(Records from a data source)
_ _ _ _ _ _ _
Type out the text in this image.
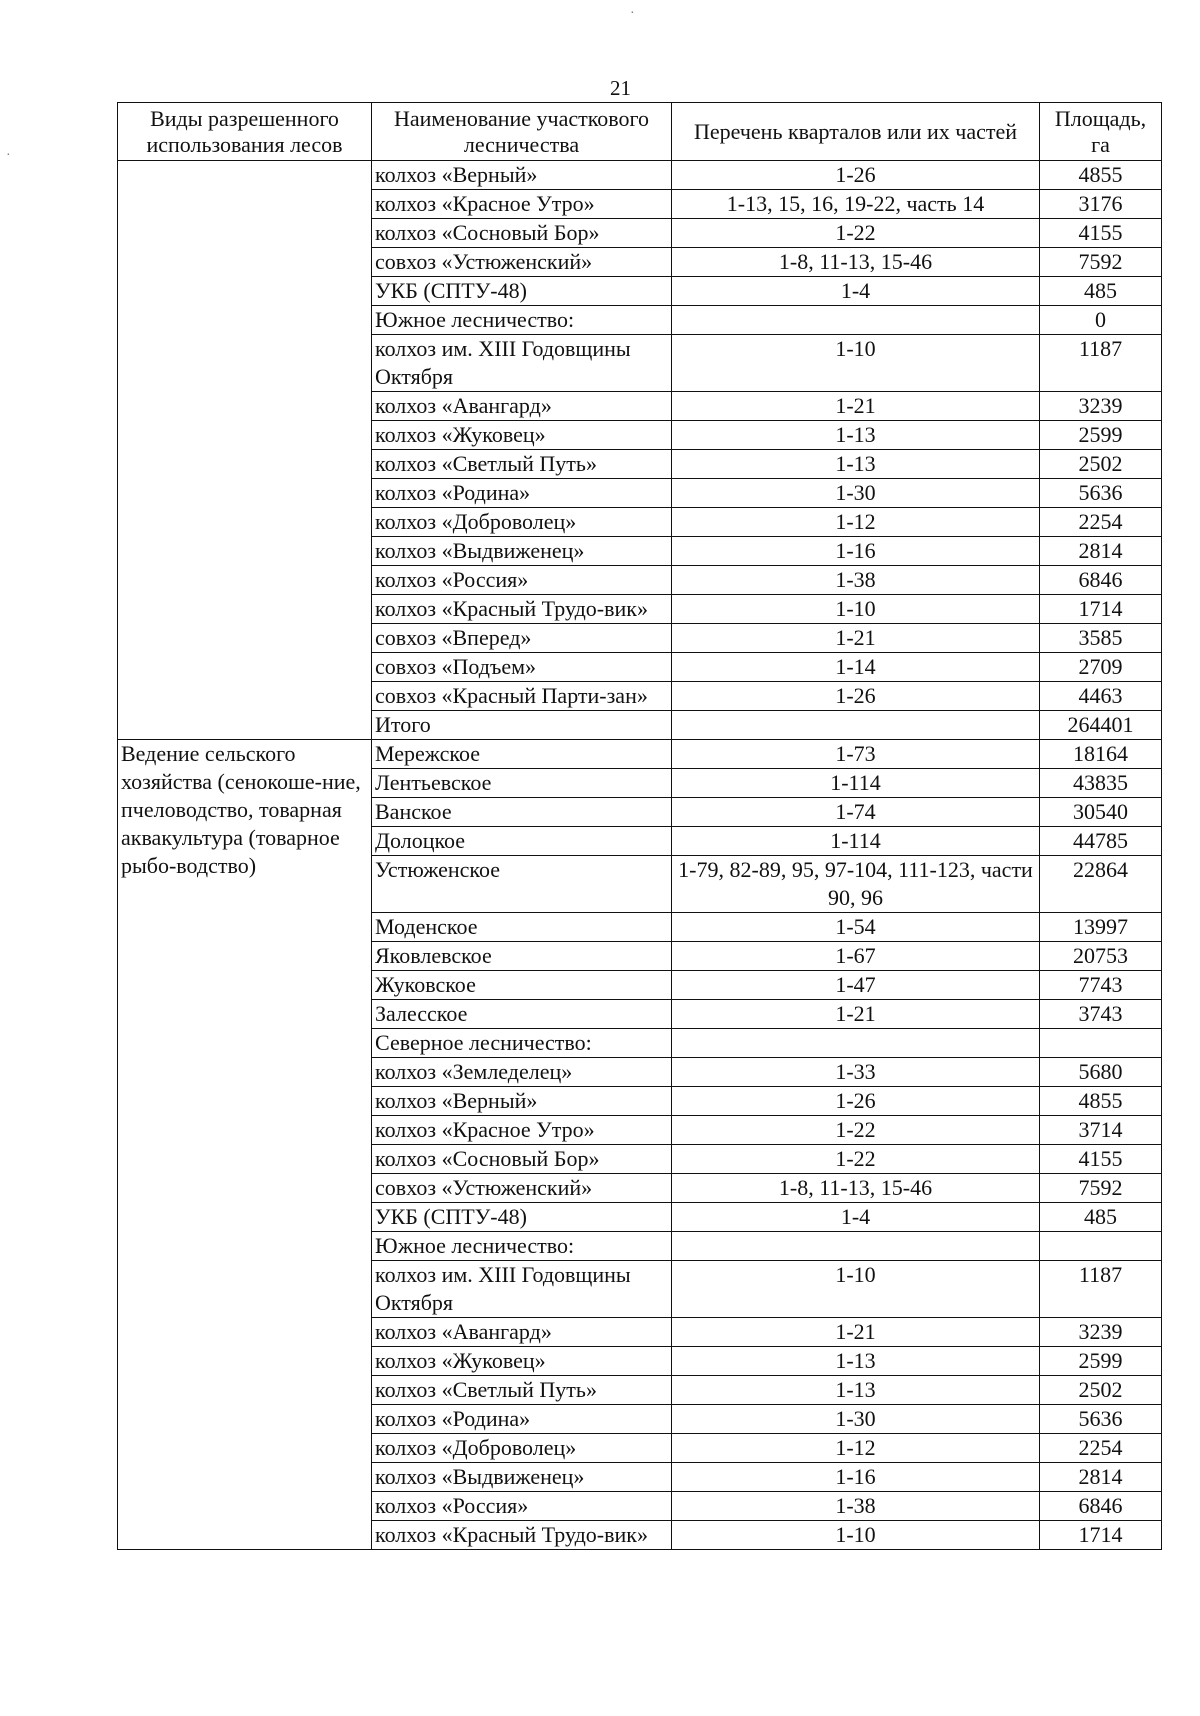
·
·
21
Виды разрешенного использования лесов	Наименование участкового лесничества	Перечень кварталов или их частей	Площадь, га
	колхоз «Верный»	1-26	4855
	колхоз «Красное Утро»	1-13, 15, 16, 19-22, часть 14	3176
	колхоз «Сосновый Бор»	1-22	4155
	совхоз «Устюженский»	1-8, 11-13, 15-46	7592
	УКБ (СПТУ-48)	1-4	485
	Южное лесничество:		0
	колхоз им. XIII Годовщины Октября	1-10	1187
	колхоз «Авангард»	1-21	3239
	колхоз «Жуковец»	1-13	2599
	колхоз «Светлый Путь»	1-13	2502
	колхоз «Родина»	1-30	5636
	колхоз «Доброволец»	1-12	2254
	колхоз «Выдвиженец»	1-16	2814
	колхоз «Россия»	1-38	6846
	колхоз «Красный Трудо-вик»	1-10	1714
	совхоз «Вперед»	1-21	3585
	совхоз «Подъем»	1-14	2709
	совхоз «Красный Парти-зан»	1-26	4463
	Итого		264401
Ведение сельского хозяйства (сенокоше-ние, пчеловодство, товарная аквакультура (товарное рыбо-водство)	Мережское	1-73	18164
	Лентьевское	1-114	43835
	Ванское	1-74	30540
	Долоцкое	1-114	44785
	Устюженское	1-79, 82-89, 95, 97-104, 111-123, части 90, 96	22864
	Моденское	1-54	13997
	Яковлевское	1-67	20753
	Жуковское	1-47	7743
	Залесское	1-21	3743
	Северное лесничество:		
	колхоз «Земледелец»	1-33	5680
	колхоз «Верный»	1-26	4855
	колхоз «Красное Утро»	1-22	3714
	колхоз «Сосновый Бор»	1-22	4155
	совхоз «Устюженский»	1-8, 11-13, 15-46	7592
	УКБ (СПТУ-48)	1-4	485
	Южное лесничество:		
	колхоз им. XIII Годовщины Октября	1-10	1187
	колхоз «Авангард»	1-21	3239
	колхоз «Жуковец»	1-13	2599
	колхоз «Светлый Путь»	1-13	2502
	колхоз «Родина»	1-30	5636
	колхоз «Доброволец»	1-12	2254
	колхоз «Выдвиженец»	1-16	2814
	колхоз «Россия»	1-38	6846
	колхоз «Красный Трудо-вик»	1-10	1714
_ _ _ _ _ _ _
- [Exercise requirements]:
Output every entry exactly as given; pictures are not part of the copy.

- [Output of the task]:
Type out the text in this image.
·
·
21
Виды разрешенного использования лесов	Наименование участкового лесничества	Перечень кварталов или их частей	Площадь, га
	колхоз «Верный»	1-26	4855
	колхоз «Красное Утро»	1-13, 15, 16, 19-22, часть 14	3176
	колхоз «Сосновый Бор»	1-22	4155
	совхоз «Устюженский»	1-8, 11-13, 15-46	7592
	УКБ (СПТУ-48)	1-4	485
	Южное лесничество:		0
	колхоз им. XIII Годовщины Октября	1-10	1187
	колхоз «Авангард»	1-21	3239
	колхоз «Жуковец»	1-13	2599
	колхоз «Светлый Путь»	1-13	2502
	колхоз «Родина»	1-30	5636
	колхоз «Доброволец»	1-12	2254
	колхоз «Выдвиженец»	1-16	2814
	колхоз «Россия»	1-38	6846
	колхоз «Красный Трудо-вик»	1-10	1714
	совхоз «Вперед»	1-21	3585
	совхоз «Подъем»	1-14	2709
	совхоз «Красный Парти-зан»	1-26	4463
	Итого		264401
Ведение сельского хозяйства (сенокоше-ние, пчеловодство, товарная аквакультура (товарное рыбо-водство)	Мережское	1-73	18164
	Лентьевское	1-114	43835
	Ванское	1-74	30540
	Долоцкое	1-114	44785
	Устюженское	1-79, 82-89, 95, 97-104, 111-123, части 90, 96	22864
	Моденское	1-54	13997
	Яковлевское	1-67	20753
	Жуковское	1-47	7743
	Залесское	1-21	3743
	Северное лесничество:		
	колхоз «Земледелец»	1-33	5680
	колхоз «Верный»	1-26	4855
	колхоз «Красное Утро»	1-22	3714
	колхоз «Сосновый Бор»	1-22	4155
	совхоз «Устюженский»	1-8, 11-13, 15-46	7592
	УКБ (СПТУ-48)	1-4	485
	Южное лесничество:		
	колхоз им. XIII Годовщины Октября	1-10	1187
	колхоз «Авангард»	1-21	3239
	колхоз «Жуковец»	1-13	2599
	колхоз «Светлый Путь»	1-13	2502
	колхоз «Родина»	1-30	5636
	колхоз «Доброволец»	1-12	2254
	колхоз «Выдвиженец»	1-16	2814
	колхоз «Россия»	1-38	6846
	колхоз «Красный Трудо-вик»	1-10	1714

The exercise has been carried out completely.